- **INSTRUCTIONS TO FOLLOW**
Images are not part of the copy; write out the rest of the data exactly as given.

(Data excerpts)
....................
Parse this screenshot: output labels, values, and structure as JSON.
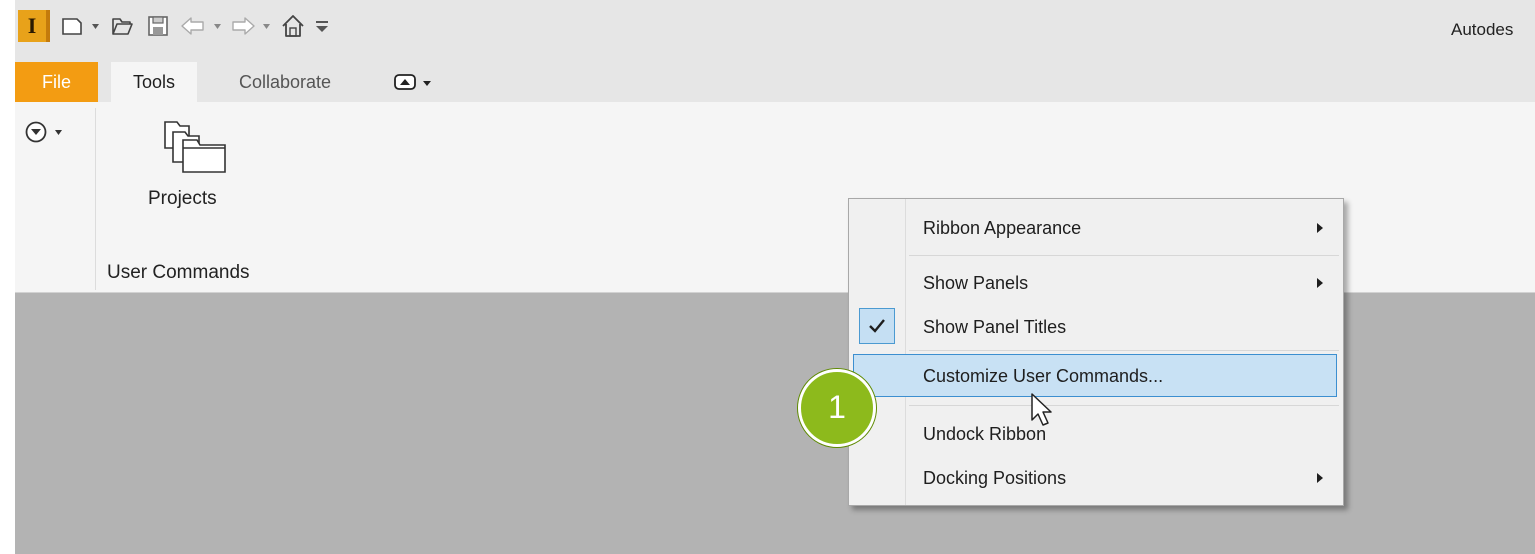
{
  "app": {
    "title_partial": "Autodes",
    "logo_letter": "I"
  },
  "quick_access": {
    "items": [
      "new-document-icon",
      "open-folder-icon",
      "save-icon",
      "undo-icon",
      "redo-icon",
      "home-icon",
      "customize-quick-access-icon"
    ]
  },
  "tabs": [
    {
      "label": "File",
      "active": false
    },
    {
      "label": "Tools",
      "active": true
    },
    {
      "label": "Collaborate",
      "active": false
    }
  ],
  "ribbon": {
    "buttons": [
      {
        "label": "Projects",
        "icon": "projects-icon"
      }
    ],
    "panel_title": "User Commands"
  },
  "context_menu": {
    "items": [
      {
        "label": "Ribbon Appearance",
        "submenu": true
      },
      {
        "label": "Show Panels",
        "submenu": true
      },
      {
        "label": "Show Panel Titles",
        "checked": true
      },
      {
        "label": "Customize User Commands...",
        "highlighted": true
      },
      {
        "label": "Undock Ribbon"
      },
      {
        "label": "Docking Positions",
        "submenu": true
      }
    ]
  },
  "callout": {
    "number": "1",
    "color": "#8dba1c"
  },
  "colors": {
    "file_tab": "#f39c12",
    "menu_highlight": "#c8e1f4",
    "menu_highlight_border": "#3c8fd0"
  }
}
....................
- **SOLVED PROBLEM**
Parse this screenshot: output labels, values, and structure as JSON.
{
  "app": {
    "title_partial": "Autodes",
    "logo_letter": "I"
  },
  "quick_access": {
    "items": [
      "new-document-icon",
      "open-folder-icon",
      "save-icon",
      "undo-icon",
      "redo-icon",
      "home-icon",
      "customize-quick-access-icon"
    ]
  },
  "tabs": [
    {
      "label": "File",
      "active": false
    },
    {
      "label": "Tools",
      "active": true
    },
    {
      "label": "Collaborate",
      "active": false
    }
  ],
  "ribbon": {
    "buttons": [
      {
        "label": "Projects",
        "icon": "projects-icon"
      }
    ],
    "panel_title": "User Commands"
  },
  "context_menu": {
    "items": [
      {
        "label": "Ribbon Appearance",
        "submenu": true
      },
      {
        "label": "Show Panels",
        "submenu": true
      },
      {
        "label": "Show Panel Titles",
        "checked": true
      },
      {
        "label": "Customize User Commands...",
        "highlighted": true
      },
      {
        "label": "Undock Ribbon"
      },
      {
        "label": "Docking Positions",
        "submenu": true
      }
    ]
  },
  "callout": {
    "number": "1",
    "color": "#8dba1c"
  },
  "colors": {
    "file_tab": "#f39c12",
    "menu_highlight": "#c8e1f4",
    "menu_highlight_border": "#3c8fd0"
  }
}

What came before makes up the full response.